* START Dataset content *

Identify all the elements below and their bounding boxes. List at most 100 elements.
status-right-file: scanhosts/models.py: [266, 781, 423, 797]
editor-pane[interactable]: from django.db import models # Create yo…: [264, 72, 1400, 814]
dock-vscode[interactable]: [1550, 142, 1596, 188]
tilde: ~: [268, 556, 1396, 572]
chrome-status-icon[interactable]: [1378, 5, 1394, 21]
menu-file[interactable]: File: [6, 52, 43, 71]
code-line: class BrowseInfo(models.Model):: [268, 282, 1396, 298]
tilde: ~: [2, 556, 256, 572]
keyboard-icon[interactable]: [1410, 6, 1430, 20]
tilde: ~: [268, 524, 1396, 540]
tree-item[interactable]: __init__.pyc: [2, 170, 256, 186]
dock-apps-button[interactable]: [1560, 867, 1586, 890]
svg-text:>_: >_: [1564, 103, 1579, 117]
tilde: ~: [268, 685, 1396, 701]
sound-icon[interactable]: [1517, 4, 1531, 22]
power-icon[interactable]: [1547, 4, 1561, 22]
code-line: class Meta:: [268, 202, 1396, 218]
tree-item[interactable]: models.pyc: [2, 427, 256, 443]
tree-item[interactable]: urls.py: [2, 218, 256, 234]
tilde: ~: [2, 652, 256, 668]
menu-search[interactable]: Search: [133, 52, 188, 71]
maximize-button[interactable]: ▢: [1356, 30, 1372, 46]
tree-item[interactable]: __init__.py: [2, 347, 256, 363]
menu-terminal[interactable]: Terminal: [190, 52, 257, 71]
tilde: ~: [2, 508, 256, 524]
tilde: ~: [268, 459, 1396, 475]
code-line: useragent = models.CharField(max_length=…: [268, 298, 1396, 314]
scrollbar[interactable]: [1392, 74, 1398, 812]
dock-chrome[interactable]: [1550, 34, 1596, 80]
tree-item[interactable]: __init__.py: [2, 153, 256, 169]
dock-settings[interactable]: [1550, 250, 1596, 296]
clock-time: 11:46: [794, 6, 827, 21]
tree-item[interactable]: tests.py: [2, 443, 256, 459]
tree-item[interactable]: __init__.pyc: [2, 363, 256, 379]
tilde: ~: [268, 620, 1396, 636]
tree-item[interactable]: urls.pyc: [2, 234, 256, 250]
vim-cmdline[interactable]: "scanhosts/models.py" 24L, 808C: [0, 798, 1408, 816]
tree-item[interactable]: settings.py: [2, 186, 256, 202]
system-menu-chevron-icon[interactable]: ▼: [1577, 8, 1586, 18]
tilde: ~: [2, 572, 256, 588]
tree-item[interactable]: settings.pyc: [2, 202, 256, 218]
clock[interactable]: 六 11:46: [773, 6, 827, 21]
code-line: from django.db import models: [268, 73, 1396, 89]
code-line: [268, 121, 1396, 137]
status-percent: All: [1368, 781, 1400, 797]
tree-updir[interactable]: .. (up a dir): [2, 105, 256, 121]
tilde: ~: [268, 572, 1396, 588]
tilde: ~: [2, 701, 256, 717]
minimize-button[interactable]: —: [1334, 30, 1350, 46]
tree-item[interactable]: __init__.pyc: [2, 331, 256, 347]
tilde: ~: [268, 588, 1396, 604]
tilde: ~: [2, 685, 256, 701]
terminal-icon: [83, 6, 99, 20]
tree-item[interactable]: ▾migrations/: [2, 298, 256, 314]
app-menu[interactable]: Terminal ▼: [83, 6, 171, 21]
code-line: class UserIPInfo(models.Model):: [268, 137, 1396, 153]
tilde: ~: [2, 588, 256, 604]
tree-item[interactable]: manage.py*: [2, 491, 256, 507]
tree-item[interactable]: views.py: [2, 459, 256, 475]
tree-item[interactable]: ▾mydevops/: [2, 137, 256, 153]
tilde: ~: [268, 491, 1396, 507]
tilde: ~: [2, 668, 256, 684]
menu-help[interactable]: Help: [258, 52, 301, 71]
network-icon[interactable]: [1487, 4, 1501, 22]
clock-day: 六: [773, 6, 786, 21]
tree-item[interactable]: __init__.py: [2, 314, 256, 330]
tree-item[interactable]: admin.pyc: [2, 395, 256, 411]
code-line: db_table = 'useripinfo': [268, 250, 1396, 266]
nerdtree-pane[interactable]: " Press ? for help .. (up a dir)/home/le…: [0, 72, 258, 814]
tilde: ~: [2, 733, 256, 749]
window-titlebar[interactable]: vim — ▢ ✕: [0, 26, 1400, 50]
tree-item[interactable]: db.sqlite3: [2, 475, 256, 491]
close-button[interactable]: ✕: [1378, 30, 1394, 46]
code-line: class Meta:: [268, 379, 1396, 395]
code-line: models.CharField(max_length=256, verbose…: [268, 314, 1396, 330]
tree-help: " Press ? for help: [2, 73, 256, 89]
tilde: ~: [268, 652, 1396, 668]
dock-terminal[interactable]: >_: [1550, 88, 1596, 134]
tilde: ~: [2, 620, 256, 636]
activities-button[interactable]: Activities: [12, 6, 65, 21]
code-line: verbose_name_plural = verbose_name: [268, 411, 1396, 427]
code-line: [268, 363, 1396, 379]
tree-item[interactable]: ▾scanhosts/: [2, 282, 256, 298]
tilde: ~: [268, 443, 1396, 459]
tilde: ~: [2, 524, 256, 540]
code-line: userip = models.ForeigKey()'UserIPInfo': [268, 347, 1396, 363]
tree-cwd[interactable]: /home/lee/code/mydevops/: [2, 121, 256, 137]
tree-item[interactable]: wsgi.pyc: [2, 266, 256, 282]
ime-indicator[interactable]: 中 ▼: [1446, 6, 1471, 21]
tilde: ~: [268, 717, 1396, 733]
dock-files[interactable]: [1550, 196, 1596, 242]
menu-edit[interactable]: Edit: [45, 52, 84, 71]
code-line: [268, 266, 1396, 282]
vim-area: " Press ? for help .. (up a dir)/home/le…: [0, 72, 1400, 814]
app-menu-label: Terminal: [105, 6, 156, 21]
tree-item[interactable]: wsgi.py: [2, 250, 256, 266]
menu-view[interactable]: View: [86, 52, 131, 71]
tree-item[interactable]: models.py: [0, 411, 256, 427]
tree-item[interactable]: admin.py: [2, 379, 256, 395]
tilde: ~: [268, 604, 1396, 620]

* END Dataset content *

▶ [Given request] Rewrite all the data above, changing every "tilde" to "empty-line" and keeping everything else as it is.

▶ [Written answer]
Identify all the elements below and their bounding boxes. List at most 100 elements.
status-right-file: scanhosts/models.py: [266, 781, 423, 797]
editor-pane[interactable]: from django.db import models # Create yo…: [264, 72, 1400, 814]
dock-vscode[interactable]: [1550, 142, 1596, 188]
empty-line: ~: [268, 556, 1396, 572]
chrome-status-icon[interactable]: [1378, 5, 1394, 21]
menu-file[interactable]: File: [6, 52, 43, 71]
code-line: class BrowseInfo(models.Model):: [268, 282, 1396, 298]
empty-line: ~: [2, 556, 256, 572]
keyboard-icon[interactable]: [1410, 6, 1430, 20]
empty-line: ~: [268, 524, 1396, 540]
tree-item[interactable]: __init__.pyc: [2, 170, 256, 186]
dock-apps-button[interactable]: [1560, 867, 1586, 890]
svg-text:>_: >_: [1564, 103, 1579, 117]
empty-line: ~: [268, 685, 1396, 701]
sound-icon[interactable]: [1517, 4, 1531, 22]
power-icon[interactable]: [1547, 4, 1561, 22]
code-line: class Meta:: [268, 202, 1396, 218]
tree-item[interactable]: models.pyc: [2, 427, 256, 443]
tree-item[interactable]: urls.py: [2, 218, 256, 234]
empty-line: ~: [2, 652, 256, 668]
menu-search[interactable]: Search: [133, 52, 188, 71]
maximize-button[interactable]: ▢: [1356, 30, 1372, 46]
tree-item[interactable]: __init__.py: [2, 347, 256, 363]
menu-terminal[interactable]: Terminal: [190, 52, 257, 71]
empty-line: ~: [2, 508, 256, 524]
empty-line: ~: [268, 459, 1396, 475]
code-line: useragent = models.CharField(max_length=…: [268, 298, 1396, 314]
scrollbar[interactable]: [1392, 74, 1398, 812]
dock-chrome[interactable]: [1550, 34, 1596, 80]
tree-item[interactable]: __init__.py: [2, 153, 256, 169]
dock-settings[interactable]: [1550, 250, 1596, 296]
clock-time: 11:46: [794, 6, 827, 21]
tree-item[interactable]: tests.py: [2, 443, 256, 459]
tree-item[interactable]: __init__.pyc: [2, 363, 256, 379]
empty-line: ~: [268, 620, 1396, 636]
tree-item[interactable]: urls.pyc: [2, 234, 256, 250]
vim-cmdline[interactable]: "scanhosts/models.py" 24L, 808C: [0, 798, 1408, 816]
tree-item[interactable]: settings.py: [2, 186, 256, 202]
system-menu-chevron-icon[interactable]: ▼: [1577, 8, 1586, 18]
empty-line: ~: [2, 572, 256, 588]
tree-item[interactable]: settings.pyc: [2, 202, 256, 218]
clock[interactable]: 六 11:46: [773, 6, 827, 21]
code-line: from django.db import models: [268, 73, 1396, 89]
code-line: [268, 121, 1396, 137]
status-percent: All: [1368, 781, 1400, 797]
tree-updir[interactable]: .. (up a dir): [2, 105, 256, 121]
empty-line: ~: [268, 572, 1396, 588]
empty-line: ~: [2, 701, 256, 717]
minimize-button[interactable]: —: [1334, 30, 1350, 46]
tree-item[interactable]: __init__.pyc: [2, 331, 256, 347]
empty-line: ~: [268, 588, 1396, 604]
empty-line: ~: [2, 685, 256, 701]
terminal-icon: [83, 6, 99, 20]
tree-item[interactable]: ▾migrations/: [2, 298, 256, 314]
app-menu[interactable]: Terminal ▼: [83, 6, 171, 21]
code-line: class UserIPInfo(models.Model):: [268, 137, 1396, 153]
empty-line: ~: [2, 588, 256, 604]
tree-item[interactable]: manage.py*: [2, 491, 256, 507]
tree-item[interactable]: views.py: [2, 459, 256, 475]
tree-item[interactable]: ▾mydevops/: [2, 137, 256, 153]
empty-line: ~: [268, 491, 1396, 507]
empty-line: ~: [2, 668, 256, 684]
menu-help[interactable]: Help: [258, 52, 301, 71]
network-icon[interactable]: [1487, 4, 1501, 22]
clock-day: 六: [773, 6, 786, 21]
tree-item[interactable]: __init__.py: [2, 314, 256, 330]
tree-item[interactable]: admin.pyc: [2, 395, 256, 411]
code-line: db_table = 'useripinfo': [268, 250, 1396, 266]
nerdtree-pane[interactable]: " Press ? for help .. (up a dir)/home/le…: [0, 72, 258, 814]
empty-line: ~: [2, 733, 256, 749]
window-titlebar[interactable]: vim — ▢ ✕: [0, 26, 1400, 50]
tree-item[interactable]: db.sqlite3: [2, 475, 256, 491]
close-button[interactable]: ✕: [1378, 30, 1394, 46]
code-line: class Meta:: [268, 379, 1396, 395]
code-line: models.CharField(max_length=256, verbose…: [268, 314, 1396, 330]
tree-help: " Press ? for help: [2, 73, 256, 89]
empty-line: ~: [268, 652, 1396, 668]
dock-terminal[interactable]: >_: [1550, 88, 1596, 134]
empty-line: ~: [2, 620, 256, 636]
activities-button[interactable]: Activities: [12, 6, 65, 21]
code-line: verbose_name_plural = verbose_name: [268, 411, 1396, 427]
code-line: [268, 363, 1396, 379]
tree-item[interactable]: ▾scanhosts/: [2, 282, 256, 298]
empty-line: ~: [268, 443, 1396, 459]
empty-line: ~: [2, 524, 256, 540]
code-line: userip = models.ForeigKey()'UserIPInfo': [268, 347, 1396, 363]
tree-cwd[interactable]: /home/lee/code/mydevops/: [2, 121, 256, 137]
tree-item[interactable]: wsgi.pyc: [2, 266, 256, 282]
ime-indicator[interactable]: 中 ▼: [1446, 6, 1471, 21]
empty-line: ~: [268, 717, 1396, 733]
dock-files[interactable]: [1550, 196, 1596, 242]
menu-edit[interactable]: Edit: [45, 52, 84, 71]
code-line: [268, 266, 1396, 282]
vim-area: " Press ? for help .. (up a dir)/home/le…: [0, 72, 1400, 814]
app-menu-label: Terminal: [105, 6, 156, 21]
tree-item[interactable]: wsgi.py: [2, 250, 256, 266]
menu-view[interactable]: View: [86, 52, 131, 71]
tree-item[interactable]: models.py: [0, 411, 256, 427]
tree-item[interactable]: admin.py: [2, 379, 256, 395]
empty-line: ~: [268, 604, 1396, 620]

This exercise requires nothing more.